• _Task prompt_
Set down the material once more, exactly as it appears.

[The input start]

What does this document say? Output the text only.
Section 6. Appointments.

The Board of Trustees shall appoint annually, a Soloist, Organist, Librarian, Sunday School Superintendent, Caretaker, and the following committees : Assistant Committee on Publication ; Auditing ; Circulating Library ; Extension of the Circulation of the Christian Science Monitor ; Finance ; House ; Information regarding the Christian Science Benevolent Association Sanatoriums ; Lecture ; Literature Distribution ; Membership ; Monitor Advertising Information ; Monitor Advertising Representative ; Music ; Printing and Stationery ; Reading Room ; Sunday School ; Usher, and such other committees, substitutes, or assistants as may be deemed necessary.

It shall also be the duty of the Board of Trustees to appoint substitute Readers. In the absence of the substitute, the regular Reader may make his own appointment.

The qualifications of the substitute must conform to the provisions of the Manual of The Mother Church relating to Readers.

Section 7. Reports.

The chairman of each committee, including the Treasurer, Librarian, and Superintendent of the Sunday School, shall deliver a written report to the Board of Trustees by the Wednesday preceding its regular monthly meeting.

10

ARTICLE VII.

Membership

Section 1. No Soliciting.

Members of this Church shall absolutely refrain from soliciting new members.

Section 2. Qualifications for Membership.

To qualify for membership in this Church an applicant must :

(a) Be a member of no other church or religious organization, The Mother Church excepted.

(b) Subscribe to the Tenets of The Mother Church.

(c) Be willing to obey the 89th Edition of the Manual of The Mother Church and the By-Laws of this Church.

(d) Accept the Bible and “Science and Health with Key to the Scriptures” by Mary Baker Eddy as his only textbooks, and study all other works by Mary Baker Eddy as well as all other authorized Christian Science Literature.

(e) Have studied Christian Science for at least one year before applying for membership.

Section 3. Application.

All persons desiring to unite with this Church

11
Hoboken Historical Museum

[The input end]

• _Answer for the task_
What does this document say? Output the text only.
Section 6. Appointments.

The Board of Trustees shall appoint annually, a Soloist, Organist, Librarian, Sunday School Superintendent, Caretaker, and the following committees : Assistant Committee on Publication ; Auditing ; Circulating Library ; Extension of the Circulation of the Christian Science Monitor ; Finance ; House ; Information regarding the Christian Science Benevolent Association Sanatoriums ; Lecture ; Literature Distribution ; Membership ; Monitor Advertising Information ; Monitor Advertising Representative ; Music ; Printing and Stationery ; Reading Room ; Sunday School ; Usher, and such other committees, substitutes, or assistants as may be deemed necessary.

It shall also be the duty of the Board of Trustees to appoint substitute Readers. In the absence of the substitute, the regular Reader may make his own appointment.

The qualifications of the substitute must conform to the provisions of the Manual of The Mother Church relating to Readers.

Section 7. Reports.

The chairman of each committee, including the Treasurer, Librarian, and Superintendent of the Sunday School, shall deliver a written report to the Board of Trustees by the Wednesday preceding its regular monthly meeting.

10

ARTICLE VII.

Membership

Section 1. No Soliciting.

Members of this Church shall absolutely refrain from soliciting new members.

Section 2. Qualifications for Membership.

To qualify for membership in this Church an applicant must :

(a) Be a member of no other church or religious organization, The Mother Church excepted.

(b) Subscribe to the Tenets of The Mother Church.

(c) Be willing to obey the 89th Edition of the Manual of The Mother Church and the By-Laws of this Church.

(d) Accept the Bible and “Science and Health with Key to the Scriptures” by Mary Baker Eddy as his only textbooks, and study all other works by Mary Baker Eddy as well as all other authorized Christian Science Literature.

(e) Have studied Christian Science for at least one year before applying for membership.

Section 3. Application.

All persons desiring to unite with this Church

11
Hoboken Historical Museum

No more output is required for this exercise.